Copy out all of the material exactly as presented.

##### Data provided #####

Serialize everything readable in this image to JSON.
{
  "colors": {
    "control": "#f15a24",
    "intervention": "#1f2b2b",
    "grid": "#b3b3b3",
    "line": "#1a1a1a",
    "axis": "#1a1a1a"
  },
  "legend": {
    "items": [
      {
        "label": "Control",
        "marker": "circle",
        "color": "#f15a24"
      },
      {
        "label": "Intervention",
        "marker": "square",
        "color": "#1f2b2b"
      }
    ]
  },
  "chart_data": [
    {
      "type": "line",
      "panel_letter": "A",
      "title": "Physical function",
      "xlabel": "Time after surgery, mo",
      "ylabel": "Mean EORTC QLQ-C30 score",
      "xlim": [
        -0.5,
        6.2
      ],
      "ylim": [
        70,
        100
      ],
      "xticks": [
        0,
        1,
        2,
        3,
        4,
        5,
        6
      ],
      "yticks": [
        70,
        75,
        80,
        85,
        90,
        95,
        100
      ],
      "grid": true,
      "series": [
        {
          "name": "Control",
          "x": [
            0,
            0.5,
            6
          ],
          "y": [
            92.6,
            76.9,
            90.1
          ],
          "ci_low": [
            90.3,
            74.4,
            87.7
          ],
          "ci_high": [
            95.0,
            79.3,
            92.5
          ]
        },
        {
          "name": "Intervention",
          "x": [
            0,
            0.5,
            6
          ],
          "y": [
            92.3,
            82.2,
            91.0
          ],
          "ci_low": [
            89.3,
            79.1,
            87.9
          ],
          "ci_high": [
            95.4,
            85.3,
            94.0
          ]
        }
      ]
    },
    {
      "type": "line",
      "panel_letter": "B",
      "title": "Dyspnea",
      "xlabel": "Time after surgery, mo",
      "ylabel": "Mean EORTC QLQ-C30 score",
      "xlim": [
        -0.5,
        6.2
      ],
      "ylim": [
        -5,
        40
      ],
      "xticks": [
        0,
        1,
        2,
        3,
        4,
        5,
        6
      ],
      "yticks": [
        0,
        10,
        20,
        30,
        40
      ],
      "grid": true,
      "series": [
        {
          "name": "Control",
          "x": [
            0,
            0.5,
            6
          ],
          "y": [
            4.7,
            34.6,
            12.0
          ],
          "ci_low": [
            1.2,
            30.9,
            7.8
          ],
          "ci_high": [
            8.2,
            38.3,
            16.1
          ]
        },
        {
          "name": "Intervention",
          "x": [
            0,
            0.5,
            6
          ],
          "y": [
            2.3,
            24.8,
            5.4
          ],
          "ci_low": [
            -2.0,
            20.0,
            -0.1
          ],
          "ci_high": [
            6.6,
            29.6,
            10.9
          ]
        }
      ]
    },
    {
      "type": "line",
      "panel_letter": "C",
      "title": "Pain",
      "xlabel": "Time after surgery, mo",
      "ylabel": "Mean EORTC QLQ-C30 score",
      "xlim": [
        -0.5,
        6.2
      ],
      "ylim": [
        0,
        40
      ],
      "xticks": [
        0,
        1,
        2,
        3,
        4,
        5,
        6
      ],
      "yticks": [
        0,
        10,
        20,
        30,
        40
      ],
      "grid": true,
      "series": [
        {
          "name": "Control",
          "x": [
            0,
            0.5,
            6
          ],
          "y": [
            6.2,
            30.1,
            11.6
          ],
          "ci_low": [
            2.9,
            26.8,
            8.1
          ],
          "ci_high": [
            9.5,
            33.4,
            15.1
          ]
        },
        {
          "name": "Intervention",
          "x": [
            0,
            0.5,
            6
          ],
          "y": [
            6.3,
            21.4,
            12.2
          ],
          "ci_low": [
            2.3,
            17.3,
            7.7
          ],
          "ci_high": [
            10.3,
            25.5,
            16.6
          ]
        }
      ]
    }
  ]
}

#####

Exercise answer:
Serialize everything readable in this image to JSON.
{
  "colors": {
    "control": "#f15a24",
    "intervention": "#1f2b2b",
    "grid": "#b3b3b3",
    "line": "#1a1a1a",
    "axis": "#1a1a1a"
  },
  "legend": {
    "items": [
      {
        "label": "Control",
        "marker": "circle",
        "color": "#f15a24"
      },
      {
        "label": "Intervention",
        "marker": "square",
        "color": "#1f2b2b"
      }
    ]
  },
  "chart_data": [
    {
      "type": "line",
      "panel_letter": "A",
      "title": "Physical function",
      "xlabel": "Time after surgery, mo",
      "ylabel": "Mean EORTC QLQ-C30 score",
      "xlim": [
        -0.5,
        6.2
      ],
      "ylim": [
        70,
        100
      ],
      "xticks": [
        0,
        1,
        2,
        3,
        4,
        5,
        6
      ],
      "yticks": [
        70,
        75,
        80,
        85,
        90,
        95,
        100
      ],
      "grid": true,
      "series": [
        {
          "name": "Control",
          "x": [
            0,
            0.5,
            6
          ],
          "y": [
            92.6,
            76.9,
            90.1
          ],
          "ci_low": [
            90.3,
            74.4,
            87.7
          ],
          "ci_high": [
            95.0,
            79.3,
            92.5
          ]
        },
        {
          "name": "Intervention",
          "x": [
            0,
            0.5,
            6
          ],
          "y": [
            92.3,
            82.2,
            91.0
          ],
          "ci_low": [
            89.3,
            79.1,
            87.9
          ],
          "ci_high": [
            95.4,
            85.3,
            94.0
          ]
        }
      ]
    },
    {
      "type": "line",
      "panel_letter": "B",
      "title": "Dyspnea",
      "xlabel": "Time after surgery, mo",
      "ylabel": "Mean EORTC QLQ-C30 score",
      "xlim": [
        -0.5,
        6.2
      ],
      "ylim": [
        -5,
        40
      ],
      "xticks": [
        0,
        1,
        2,
        3,
        4,
        5,
        6
      ],
      "yticks": [
        0,
        10,
        20,
        30,
        40
      ],
      "grid": true,
      "series": [
        {
          "name": "Control",
          "x": [
            0,
            0.5,
            6
          ],
          "y": [
            4.7,
            34.6,
            12.0
          ],
          "ci_low": [
            1.2,
            30.9,
            7.8
          ],
          "ci_high": [
            8.2,
            38.3,
            16.1
          ]
        },
        {
          "name": "Intervention",
          "x": [
            0,
            0.5,
            6
          ],
          "y": [
            2.3,
            24.8,
            5.4
          ],
          "ci_low": [
            -2.0,
            20.0,
            -0.1
          ],
          "ci_high": [
            6.6,
            29.6,
            10.9
          ]
        }
      ]
    },
    {
      "type": "line",
      "panel_letter": "C",
      "title": "Pain",
      "xlabel": "Time after surgery, mo",
      "ylabel": "Mean EORTC QLQ-C30 score",
      "xlim": [
        -0.5,
        6.2
      ],
      "ylim": [
        0,
        40
      ],
      "xticks": [
        0,
        1,
        2,
        3,
        4,
        5,
        6
      ],
      "yticks": [
        0,
        10,
        20,
        30,
        40
      ],
      "grid": true,
      "series": [
        {
          "name": "Control",
          "x": [
            0,
            0.5,
            6
          ],
          "y": [
            6.2,
            30.1,
            11.6
          ],
          "ci_low": [
            2.9,
            26.8,
            8.1
          ],
          "ci_high": [
            9.5,
            33.4,
            15.1
          ]
        },
        {
          "name": "Intervention",
          "x": [
            0,
            0.5,
            6
          ],
          "y": [
            6.3,
            21.4,
            12.2
          ],
          "ci_low": [
            2.3,
            17.3,
            7.7
          ],
          "ci_high": [
            10.3,
            25.5,
            16.6
          ]
        }
      ]
    }
  ]
}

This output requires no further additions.